Reading passage:
——

Putting all together to generate a procedural tile pattern

Taking all that we have learned from mod( ), odd( ), even( ), whichTile( ) and so on, we can try building a procedural pattern such as this:

The codes for generating this tile pattern is:

#include "D:\SweeKim\rsl\src\include\zin\zinMacro.h"

surface zinTest()
{
float pulseU, pulseV;
color ColA = (0,0,1), ColB = (0,1,0);
float pulseFreq = 5;

float uu = zinRepeat(u,pulseFreq);
float vv = zinRepeat(v,pulseFreq);

float col = zinWhichTile(u,pulseFreq);
float row = zinWhichTile(v,pulseFreq);

pulseU = (step(0.4,uu) - step(0.6,uu));
pulseV = (step(0.4,vv) - step(0.6,vv));

if(zinOdd(row))

——

Data extract:

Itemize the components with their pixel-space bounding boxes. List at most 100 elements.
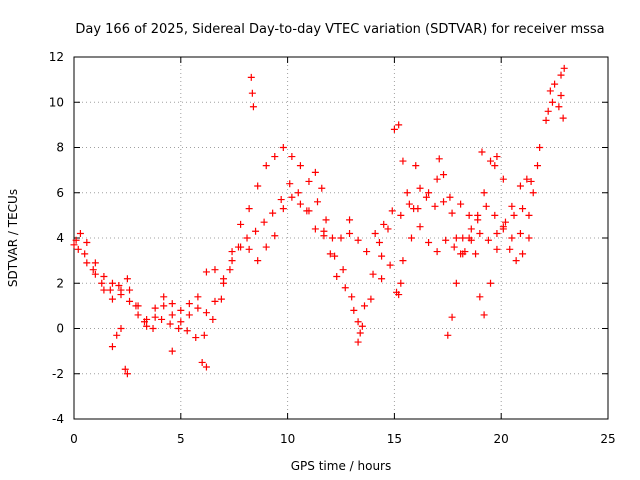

——

What you are asked to do:
Decide whether each statement below agrees with the procedural tile pattern text above. For each, answer yes or no and quote the deciding words of the text.
1. The pulse frequency in the shader is set to 5.
2. The row value is computed by applying zinWhichTile to u.
3. pulseU is formed by subtracting step(0.6,uu) from step(0.4,uu).

Task result:
1. Yes: "float pulseFreq = 5;"
2. No: "float row = zinWhichTile(v,pulseFreq);"
3. Yes: "pulseU = (step(0.4,uu) - step(0.6,uu));"